:: Instructions for the task ::
In the data below, locate each line with the word "icon" and list it.
BEGIN Given data
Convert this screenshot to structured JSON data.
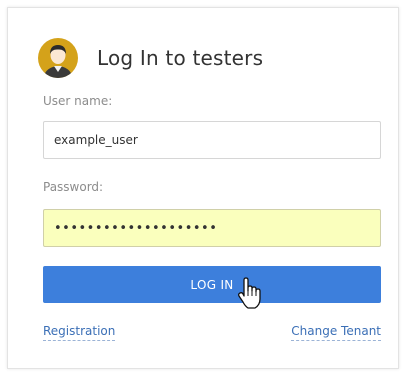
{
  "header": {
    "title": "Log In to testers",
    "avatar_icon": "user-avatar-icon"
  },
  "form": {
    "username_label": "User name:",
    "username_value": "example_user",
    "password_label": "Password:",
    "password_value": "••••••••••••••••••••",
    "password_field_color": "#faffbd"
  },
  "actions": {
    "login_label": "LOG IN",
    "login_color": "#3d7fdc",
    "registration_label": "Registration",
    "change_tenant_label": "Change Tenant",
    "cursor_icon": "hand-pointer-icon"
  }
}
END Given data
:: Answer to the problem ::
    "avatar_icon": "user-avatar-icon"
    "cursor_icon": "hand-pointer-icon"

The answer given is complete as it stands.